Work required:
Find the lines with "Carbon" in them and copy them out.

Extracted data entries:
════════

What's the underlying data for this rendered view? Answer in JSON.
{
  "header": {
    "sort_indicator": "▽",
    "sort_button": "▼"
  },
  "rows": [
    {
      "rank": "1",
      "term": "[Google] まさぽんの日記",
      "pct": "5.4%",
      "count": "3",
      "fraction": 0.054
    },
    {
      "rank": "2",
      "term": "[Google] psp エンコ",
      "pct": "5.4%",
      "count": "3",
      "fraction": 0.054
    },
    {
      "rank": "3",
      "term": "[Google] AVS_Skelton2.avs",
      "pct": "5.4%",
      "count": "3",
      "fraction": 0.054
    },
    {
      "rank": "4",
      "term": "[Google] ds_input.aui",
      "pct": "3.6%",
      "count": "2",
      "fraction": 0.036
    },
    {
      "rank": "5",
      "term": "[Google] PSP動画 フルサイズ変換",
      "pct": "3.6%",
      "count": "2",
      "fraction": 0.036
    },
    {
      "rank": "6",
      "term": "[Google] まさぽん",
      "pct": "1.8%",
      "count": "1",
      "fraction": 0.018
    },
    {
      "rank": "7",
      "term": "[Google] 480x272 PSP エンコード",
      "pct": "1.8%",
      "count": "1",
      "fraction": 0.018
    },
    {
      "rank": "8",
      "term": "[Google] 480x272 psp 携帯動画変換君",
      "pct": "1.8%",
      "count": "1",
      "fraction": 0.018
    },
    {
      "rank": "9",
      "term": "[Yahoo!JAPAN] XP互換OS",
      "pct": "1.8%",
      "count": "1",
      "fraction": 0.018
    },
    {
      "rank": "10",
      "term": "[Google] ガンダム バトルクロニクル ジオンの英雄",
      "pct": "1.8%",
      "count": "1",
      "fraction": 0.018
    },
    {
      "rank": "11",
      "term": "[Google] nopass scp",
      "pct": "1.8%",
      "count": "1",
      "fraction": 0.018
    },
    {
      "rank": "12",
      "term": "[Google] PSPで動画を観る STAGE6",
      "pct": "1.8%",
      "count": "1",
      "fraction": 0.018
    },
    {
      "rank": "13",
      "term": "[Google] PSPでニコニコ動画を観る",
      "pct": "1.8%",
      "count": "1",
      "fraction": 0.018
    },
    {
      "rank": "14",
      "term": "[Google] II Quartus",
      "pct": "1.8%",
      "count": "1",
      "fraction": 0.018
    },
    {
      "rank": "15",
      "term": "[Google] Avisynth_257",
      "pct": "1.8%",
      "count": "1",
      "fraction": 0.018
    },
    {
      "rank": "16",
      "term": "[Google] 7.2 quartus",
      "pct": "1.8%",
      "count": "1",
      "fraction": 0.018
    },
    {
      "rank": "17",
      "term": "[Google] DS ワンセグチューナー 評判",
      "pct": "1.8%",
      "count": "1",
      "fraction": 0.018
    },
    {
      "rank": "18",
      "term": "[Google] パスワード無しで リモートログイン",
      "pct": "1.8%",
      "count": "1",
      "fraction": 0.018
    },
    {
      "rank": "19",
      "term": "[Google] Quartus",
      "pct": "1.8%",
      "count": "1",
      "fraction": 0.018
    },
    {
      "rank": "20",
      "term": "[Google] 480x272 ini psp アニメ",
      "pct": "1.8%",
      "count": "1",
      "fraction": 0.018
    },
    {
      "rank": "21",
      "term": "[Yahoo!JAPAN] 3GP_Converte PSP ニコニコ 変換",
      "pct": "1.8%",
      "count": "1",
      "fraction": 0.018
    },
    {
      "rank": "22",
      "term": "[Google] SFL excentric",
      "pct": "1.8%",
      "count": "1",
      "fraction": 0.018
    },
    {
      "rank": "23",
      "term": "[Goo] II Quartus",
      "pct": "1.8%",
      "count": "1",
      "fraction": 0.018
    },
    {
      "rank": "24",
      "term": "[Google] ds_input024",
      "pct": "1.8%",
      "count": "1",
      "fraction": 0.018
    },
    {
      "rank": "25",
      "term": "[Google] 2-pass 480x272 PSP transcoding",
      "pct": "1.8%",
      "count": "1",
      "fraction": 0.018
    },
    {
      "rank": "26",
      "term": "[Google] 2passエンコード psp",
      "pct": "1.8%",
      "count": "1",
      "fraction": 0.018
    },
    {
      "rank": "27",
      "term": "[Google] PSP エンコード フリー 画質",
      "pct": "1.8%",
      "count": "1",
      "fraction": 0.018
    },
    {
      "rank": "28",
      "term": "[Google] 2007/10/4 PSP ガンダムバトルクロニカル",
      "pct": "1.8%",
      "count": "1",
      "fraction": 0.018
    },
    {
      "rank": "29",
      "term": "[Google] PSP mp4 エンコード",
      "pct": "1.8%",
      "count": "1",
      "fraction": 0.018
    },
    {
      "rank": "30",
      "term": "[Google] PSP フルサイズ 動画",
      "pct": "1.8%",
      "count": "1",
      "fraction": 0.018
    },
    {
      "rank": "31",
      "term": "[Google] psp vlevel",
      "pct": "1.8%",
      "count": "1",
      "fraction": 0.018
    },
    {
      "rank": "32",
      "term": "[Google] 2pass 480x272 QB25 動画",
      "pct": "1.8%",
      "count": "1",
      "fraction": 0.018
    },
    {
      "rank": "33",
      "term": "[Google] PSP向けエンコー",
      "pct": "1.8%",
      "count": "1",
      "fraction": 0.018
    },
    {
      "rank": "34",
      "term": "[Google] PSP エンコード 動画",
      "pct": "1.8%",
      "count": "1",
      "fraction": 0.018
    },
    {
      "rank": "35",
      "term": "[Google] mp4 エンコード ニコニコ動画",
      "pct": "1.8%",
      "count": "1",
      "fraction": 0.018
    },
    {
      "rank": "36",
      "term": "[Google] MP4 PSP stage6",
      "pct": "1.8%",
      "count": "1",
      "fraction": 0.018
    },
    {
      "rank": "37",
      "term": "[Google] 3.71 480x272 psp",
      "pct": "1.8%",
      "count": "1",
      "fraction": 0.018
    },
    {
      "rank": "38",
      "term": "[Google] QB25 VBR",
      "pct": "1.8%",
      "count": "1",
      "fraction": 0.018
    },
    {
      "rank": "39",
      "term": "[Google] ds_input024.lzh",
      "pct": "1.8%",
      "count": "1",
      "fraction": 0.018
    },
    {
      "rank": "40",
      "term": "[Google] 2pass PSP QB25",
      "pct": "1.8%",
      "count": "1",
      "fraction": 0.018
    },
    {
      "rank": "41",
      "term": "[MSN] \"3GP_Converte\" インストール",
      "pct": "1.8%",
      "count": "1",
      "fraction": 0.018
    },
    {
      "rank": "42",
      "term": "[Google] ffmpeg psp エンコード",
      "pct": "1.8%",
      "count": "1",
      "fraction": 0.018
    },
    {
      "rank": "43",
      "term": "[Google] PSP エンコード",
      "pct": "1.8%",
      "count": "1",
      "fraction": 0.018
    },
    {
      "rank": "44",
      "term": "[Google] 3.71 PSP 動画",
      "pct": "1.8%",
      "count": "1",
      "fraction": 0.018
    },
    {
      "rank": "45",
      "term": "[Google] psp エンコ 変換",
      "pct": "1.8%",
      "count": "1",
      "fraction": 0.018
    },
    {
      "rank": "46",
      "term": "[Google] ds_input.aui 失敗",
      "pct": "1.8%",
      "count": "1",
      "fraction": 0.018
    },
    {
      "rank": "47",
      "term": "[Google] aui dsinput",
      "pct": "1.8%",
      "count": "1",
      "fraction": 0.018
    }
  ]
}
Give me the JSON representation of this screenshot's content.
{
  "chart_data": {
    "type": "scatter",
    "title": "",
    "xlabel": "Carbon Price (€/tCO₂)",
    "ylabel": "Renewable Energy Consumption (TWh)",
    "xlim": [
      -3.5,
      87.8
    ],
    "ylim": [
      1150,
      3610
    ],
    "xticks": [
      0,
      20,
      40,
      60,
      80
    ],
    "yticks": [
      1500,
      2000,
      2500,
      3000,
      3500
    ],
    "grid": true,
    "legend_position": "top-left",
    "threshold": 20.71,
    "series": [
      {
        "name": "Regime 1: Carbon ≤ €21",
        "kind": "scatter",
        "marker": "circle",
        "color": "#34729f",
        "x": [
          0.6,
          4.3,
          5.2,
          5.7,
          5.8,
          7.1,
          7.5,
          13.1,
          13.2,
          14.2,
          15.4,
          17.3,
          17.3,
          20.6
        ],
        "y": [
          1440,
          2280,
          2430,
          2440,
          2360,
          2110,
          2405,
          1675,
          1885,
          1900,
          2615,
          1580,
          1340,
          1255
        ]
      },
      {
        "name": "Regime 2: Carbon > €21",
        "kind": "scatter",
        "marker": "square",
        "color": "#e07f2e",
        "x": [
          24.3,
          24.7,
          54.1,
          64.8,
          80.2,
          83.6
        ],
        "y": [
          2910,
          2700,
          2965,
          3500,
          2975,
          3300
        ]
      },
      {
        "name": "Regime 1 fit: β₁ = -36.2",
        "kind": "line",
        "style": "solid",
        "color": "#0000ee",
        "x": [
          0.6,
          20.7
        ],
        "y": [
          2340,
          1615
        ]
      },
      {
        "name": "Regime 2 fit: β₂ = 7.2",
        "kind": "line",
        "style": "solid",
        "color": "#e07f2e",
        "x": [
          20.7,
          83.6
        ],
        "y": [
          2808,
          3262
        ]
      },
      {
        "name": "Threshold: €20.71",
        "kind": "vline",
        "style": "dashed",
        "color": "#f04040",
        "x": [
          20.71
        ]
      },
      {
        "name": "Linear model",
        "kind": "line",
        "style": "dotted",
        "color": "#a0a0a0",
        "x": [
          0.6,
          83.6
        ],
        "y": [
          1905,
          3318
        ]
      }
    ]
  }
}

════════

Task result:
    "xlabel": "Carbon Price (€/tCO₂)",
        "name": "Regime 1: Carbon ≤ €21",
        "name": "Regime 2: Carbon > €21",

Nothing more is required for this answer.